== Provided information ==

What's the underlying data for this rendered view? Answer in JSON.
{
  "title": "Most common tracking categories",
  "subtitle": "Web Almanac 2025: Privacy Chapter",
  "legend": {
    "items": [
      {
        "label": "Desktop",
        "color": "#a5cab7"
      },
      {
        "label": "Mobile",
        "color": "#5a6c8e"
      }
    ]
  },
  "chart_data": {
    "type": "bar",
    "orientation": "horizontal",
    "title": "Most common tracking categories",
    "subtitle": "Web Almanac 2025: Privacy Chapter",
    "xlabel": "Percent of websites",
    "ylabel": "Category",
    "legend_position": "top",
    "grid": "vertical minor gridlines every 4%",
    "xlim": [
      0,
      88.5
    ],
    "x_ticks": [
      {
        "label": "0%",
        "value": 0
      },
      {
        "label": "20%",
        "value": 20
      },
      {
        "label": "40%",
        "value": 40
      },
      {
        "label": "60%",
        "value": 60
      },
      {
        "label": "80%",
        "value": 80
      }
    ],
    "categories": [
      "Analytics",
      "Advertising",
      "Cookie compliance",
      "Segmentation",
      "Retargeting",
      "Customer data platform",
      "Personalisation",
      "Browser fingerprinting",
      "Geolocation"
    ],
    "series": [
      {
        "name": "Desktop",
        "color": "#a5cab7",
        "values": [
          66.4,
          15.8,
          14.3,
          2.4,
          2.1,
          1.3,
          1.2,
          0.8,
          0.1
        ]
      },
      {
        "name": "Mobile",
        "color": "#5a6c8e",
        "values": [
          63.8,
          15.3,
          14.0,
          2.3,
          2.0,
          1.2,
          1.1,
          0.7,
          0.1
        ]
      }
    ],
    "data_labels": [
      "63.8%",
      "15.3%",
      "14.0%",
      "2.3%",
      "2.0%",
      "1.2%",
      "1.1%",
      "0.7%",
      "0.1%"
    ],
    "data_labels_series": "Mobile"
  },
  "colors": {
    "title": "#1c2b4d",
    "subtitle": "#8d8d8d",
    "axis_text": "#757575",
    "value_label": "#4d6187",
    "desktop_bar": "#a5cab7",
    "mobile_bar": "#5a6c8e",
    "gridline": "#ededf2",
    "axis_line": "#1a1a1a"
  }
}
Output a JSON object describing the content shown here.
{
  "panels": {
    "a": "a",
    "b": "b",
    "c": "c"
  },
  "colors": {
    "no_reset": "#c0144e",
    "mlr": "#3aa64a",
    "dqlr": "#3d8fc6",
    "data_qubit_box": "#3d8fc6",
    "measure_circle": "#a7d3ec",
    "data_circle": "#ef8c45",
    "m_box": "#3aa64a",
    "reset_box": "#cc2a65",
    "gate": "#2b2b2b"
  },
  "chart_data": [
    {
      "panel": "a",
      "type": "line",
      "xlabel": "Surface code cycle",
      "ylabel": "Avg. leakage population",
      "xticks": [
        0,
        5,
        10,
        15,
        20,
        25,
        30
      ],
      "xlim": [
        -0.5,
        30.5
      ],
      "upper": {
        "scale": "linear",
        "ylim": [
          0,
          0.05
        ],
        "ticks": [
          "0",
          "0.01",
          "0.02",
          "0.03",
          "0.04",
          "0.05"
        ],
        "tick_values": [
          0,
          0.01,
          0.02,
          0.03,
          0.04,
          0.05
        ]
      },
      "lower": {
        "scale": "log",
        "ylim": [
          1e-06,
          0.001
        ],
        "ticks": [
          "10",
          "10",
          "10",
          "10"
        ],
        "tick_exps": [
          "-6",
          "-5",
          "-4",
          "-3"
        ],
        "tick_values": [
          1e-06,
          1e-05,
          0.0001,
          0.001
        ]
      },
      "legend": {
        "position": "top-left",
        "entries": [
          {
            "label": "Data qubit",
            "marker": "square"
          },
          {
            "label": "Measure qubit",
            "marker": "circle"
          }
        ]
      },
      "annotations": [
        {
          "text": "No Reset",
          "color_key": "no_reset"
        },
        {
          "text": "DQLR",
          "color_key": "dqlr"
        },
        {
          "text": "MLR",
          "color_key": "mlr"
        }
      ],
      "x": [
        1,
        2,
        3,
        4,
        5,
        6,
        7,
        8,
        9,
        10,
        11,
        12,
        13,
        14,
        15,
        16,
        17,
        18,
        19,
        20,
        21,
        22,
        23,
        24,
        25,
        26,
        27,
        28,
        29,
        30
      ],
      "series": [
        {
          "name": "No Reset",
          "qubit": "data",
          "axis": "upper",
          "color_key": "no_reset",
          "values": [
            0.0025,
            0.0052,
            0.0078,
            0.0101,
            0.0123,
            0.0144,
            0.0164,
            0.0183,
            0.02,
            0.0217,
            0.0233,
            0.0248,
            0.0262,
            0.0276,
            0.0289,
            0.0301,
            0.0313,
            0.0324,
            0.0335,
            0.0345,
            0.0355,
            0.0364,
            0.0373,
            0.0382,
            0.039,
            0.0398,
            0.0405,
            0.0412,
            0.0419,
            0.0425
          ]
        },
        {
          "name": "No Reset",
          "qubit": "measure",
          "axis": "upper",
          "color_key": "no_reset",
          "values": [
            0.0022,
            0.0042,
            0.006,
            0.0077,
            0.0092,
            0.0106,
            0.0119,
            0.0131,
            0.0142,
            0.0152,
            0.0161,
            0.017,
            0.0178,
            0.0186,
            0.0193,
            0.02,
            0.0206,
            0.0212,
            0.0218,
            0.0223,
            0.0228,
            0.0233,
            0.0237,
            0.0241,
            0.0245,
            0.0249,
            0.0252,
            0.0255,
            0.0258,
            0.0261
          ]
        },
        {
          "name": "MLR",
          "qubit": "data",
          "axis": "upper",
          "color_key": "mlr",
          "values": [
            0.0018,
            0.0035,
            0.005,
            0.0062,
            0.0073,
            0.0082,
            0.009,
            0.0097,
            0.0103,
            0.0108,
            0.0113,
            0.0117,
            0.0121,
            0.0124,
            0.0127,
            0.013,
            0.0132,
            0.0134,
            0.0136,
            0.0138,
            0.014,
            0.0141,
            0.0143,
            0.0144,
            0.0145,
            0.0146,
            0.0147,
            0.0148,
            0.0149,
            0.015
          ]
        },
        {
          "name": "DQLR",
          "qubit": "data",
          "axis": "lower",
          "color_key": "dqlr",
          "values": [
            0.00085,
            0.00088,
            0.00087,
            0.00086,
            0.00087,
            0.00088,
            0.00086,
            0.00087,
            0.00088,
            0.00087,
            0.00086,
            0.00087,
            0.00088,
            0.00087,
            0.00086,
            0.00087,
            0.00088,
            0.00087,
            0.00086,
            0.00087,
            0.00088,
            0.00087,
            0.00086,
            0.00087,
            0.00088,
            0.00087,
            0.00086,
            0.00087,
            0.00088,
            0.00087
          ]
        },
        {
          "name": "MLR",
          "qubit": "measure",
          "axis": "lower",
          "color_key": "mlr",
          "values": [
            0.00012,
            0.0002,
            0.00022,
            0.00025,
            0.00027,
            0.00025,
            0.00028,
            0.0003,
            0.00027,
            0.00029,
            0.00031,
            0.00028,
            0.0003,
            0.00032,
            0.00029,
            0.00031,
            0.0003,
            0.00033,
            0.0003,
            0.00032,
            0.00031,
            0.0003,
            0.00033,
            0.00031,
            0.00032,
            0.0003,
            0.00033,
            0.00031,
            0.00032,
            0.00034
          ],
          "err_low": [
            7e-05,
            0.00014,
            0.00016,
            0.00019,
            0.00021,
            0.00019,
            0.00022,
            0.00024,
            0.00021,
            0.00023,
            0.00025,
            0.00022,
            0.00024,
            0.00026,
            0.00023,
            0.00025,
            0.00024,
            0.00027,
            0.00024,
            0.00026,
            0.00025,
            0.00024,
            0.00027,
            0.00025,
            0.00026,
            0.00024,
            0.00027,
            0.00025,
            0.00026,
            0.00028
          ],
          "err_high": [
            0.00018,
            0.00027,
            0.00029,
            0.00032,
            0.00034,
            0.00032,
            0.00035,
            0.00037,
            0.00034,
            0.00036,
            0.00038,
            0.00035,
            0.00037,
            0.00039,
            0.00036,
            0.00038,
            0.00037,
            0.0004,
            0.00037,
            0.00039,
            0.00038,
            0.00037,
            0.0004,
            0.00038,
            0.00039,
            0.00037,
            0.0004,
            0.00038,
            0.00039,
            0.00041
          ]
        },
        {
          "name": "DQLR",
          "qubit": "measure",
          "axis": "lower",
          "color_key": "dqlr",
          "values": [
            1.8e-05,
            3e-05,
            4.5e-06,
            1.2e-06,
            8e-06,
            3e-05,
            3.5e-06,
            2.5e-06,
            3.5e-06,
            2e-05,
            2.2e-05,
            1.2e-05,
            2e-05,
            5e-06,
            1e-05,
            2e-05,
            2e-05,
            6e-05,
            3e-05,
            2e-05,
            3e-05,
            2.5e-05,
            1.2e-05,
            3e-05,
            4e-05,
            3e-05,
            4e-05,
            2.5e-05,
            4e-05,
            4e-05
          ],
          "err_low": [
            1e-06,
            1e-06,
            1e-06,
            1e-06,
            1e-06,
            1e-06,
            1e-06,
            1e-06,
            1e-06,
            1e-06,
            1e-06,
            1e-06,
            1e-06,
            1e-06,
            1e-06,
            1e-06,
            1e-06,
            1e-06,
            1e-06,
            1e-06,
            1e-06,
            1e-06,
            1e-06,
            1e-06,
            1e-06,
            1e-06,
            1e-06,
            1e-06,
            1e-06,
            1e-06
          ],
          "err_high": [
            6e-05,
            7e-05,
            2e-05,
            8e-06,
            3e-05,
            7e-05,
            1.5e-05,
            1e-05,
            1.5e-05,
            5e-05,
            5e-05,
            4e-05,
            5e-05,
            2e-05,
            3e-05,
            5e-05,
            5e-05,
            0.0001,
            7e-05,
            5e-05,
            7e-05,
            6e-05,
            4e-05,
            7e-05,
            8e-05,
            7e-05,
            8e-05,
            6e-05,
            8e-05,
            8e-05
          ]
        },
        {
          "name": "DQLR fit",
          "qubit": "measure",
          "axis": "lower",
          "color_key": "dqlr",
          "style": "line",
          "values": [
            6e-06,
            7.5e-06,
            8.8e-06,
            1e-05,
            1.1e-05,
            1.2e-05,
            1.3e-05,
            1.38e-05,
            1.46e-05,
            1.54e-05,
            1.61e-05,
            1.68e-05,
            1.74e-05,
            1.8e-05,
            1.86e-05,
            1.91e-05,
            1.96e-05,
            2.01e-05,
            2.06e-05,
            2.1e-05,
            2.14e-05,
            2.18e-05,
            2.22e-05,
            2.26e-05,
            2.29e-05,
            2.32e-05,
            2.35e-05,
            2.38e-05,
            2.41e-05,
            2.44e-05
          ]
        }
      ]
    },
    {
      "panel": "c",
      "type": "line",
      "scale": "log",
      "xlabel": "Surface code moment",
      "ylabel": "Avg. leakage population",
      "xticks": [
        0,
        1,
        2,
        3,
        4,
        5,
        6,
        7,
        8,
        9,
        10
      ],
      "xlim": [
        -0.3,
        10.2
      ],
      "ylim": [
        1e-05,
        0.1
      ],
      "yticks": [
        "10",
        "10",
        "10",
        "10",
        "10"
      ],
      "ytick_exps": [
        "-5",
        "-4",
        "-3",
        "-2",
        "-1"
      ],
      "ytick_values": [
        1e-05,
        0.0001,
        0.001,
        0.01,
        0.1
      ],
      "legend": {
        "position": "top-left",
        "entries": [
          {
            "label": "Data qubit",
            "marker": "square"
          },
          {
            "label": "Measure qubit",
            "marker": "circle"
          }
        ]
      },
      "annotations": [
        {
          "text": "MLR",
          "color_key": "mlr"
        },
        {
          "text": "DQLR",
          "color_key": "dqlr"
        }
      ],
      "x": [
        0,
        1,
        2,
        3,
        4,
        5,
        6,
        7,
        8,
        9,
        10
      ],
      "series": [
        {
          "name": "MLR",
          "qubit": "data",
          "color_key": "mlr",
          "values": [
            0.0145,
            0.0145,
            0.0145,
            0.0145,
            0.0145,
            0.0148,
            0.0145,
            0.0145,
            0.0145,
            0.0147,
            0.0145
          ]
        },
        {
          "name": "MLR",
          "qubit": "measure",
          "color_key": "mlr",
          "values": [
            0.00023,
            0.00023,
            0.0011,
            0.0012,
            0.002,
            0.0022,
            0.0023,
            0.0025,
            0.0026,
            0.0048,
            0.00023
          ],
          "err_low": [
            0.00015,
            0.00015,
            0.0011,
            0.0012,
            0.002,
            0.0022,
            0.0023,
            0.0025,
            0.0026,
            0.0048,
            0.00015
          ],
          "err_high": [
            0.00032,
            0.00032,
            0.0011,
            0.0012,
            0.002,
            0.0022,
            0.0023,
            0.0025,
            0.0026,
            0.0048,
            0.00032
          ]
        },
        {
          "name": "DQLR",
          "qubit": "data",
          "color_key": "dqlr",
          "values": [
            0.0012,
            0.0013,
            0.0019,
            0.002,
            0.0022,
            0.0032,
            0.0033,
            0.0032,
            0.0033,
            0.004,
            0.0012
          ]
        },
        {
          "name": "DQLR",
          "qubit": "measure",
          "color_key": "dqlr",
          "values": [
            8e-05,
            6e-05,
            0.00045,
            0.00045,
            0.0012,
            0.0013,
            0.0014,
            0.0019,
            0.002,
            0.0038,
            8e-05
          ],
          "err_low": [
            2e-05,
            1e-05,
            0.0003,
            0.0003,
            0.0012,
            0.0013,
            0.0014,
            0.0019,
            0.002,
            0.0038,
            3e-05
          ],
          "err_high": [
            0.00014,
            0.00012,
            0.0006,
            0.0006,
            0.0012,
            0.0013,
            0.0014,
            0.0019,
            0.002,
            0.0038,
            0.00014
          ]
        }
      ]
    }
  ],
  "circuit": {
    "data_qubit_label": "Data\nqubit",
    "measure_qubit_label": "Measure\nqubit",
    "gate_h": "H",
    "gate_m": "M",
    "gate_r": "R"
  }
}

===

- What is being asked -
Filter the records, keeping only lines that contain "Surface", and show those lines.

- Answer in full -
      "xlabel": "Surface code cycle",
      "xlabel": "Surface code moment",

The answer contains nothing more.